Copy every record word for word.

# Records to use start

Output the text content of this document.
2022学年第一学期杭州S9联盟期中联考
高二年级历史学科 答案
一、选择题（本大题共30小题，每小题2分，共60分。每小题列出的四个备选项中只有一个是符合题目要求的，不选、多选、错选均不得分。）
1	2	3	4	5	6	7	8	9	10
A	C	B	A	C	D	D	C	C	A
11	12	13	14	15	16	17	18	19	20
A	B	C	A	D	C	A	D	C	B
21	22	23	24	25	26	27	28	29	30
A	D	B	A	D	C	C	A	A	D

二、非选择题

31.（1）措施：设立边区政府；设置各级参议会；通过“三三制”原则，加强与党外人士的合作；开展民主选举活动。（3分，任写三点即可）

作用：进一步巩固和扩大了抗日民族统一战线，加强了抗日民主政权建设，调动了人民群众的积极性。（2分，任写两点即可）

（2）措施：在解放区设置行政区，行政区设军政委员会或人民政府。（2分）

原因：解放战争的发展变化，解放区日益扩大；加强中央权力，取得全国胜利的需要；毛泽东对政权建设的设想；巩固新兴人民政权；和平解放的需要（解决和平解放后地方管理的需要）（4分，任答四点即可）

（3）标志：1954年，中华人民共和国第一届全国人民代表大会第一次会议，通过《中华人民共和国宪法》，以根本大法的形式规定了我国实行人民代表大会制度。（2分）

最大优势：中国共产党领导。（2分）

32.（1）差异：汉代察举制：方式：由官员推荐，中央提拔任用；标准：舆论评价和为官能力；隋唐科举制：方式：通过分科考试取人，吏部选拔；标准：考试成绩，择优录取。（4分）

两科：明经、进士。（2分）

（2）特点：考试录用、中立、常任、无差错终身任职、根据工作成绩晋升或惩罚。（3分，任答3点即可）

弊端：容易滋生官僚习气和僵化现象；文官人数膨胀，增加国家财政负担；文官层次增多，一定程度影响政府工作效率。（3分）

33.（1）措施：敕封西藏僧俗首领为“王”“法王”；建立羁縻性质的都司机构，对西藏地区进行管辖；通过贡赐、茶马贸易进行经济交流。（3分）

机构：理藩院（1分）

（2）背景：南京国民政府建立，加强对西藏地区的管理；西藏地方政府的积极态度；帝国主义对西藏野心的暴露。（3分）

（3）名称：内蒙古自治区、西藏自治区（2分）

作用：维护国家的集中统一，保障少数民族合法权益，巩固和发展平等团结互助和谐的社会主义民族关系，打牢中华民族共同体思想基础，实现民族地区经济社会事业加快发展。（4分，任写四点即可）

# Records to use end

(Solution to this task):
Output the text content of this document.
2022学年第一学期杭州S9联盟期中联考
高二年级历史学科 答案
一、选择题（本大题共30小题，每小题2分，共60分。每小题列出的四个备选项中只有一个是符合题目要求的，不选、多选、错选均不得分。）
1	2	3	4	5	6	7	8	9	10
A	C	B	A	C	D	D	C	C	A
11	12	13	14	15	16	17	18	19	20
A	B	C	A	D	C	A	D	C	B
21	22	23	24	25	26	27	28	29	30
A	D	B	A	D	C	C	A	A	D

二、非选择题

31.（1）措施：设立边区政府；设置各级参议会；通过“三三制”原则，加强与党外人士的合作；开展民主选举活动。（3分，任写三点即可）

作用：进一步巩固和扩大了抗日民族统一战线，加强了抗日民主政权建设，调动了人民群众的积极性。（2分，任写两点即可）

（2）措施：在解放区设置行政区，行政区设军政委员会或人民政府。（2分）

原因：解放战争的发展变化，解放区日益扩大；加强中央权力，取得全国胜利的需要；毛泽东对政权建设的设想；巩固新兴人民政权；和平解放的需要（解决和平解放后地方管理的需要）（4分，任答四点即可）

（3）标志：1954年，中华人民共和国第一届全国人民代表大会第一次会议，通过《中华人民共和国宪法》，以根本大法的形式规定了我国实行人民代表大会制度。（2分）

最大优势：中国共产党领导。（2分）

32.（1）差异：汉代察举制：方式：由官员推荐，中央提拔任用；标准：舆论评价和为官能力；隋唐科举制：方式：通过分科考试取人，吏部选拔；标准：考试成绩，择优录取。（4分）

两科：明经、进士。（2分）

（2）特点：考试录用、中立、常任、无差错终身任职、根据工作成绩晋升或惩罚。（3分，任答3点即可）

弊端：容易滋生官僚习气和僵化现象；文官人数膨胀，增加国家财政负担；文官层次增多，一定程度影响政府工作效率。（3分）

33.（1）措施：敕封西藏僧俗首领为“王”“法王”；建立羁縻性质的都司机构，对西藏地区进行管辖；通过贡赐、茶马贸易进行经济交流。（3分）

机构：理藩院（1分）

（2）背景：南京国民政府建立，加强对西藏地区的管理；西藏地方政府的积极态度；帝国主义对西藏野心的暴露。（3分）

（3）名称：内蒙古自治区、西藏自治区（2分）

作用：维护国家的集中统一，保障少数民族合法权益，巩固和发展平等团结互助和谐的社会主义民族关系，打牢中华民族共同体思想基础，实现民族地区经济社会事业加快发展。（4分，任写四点即可）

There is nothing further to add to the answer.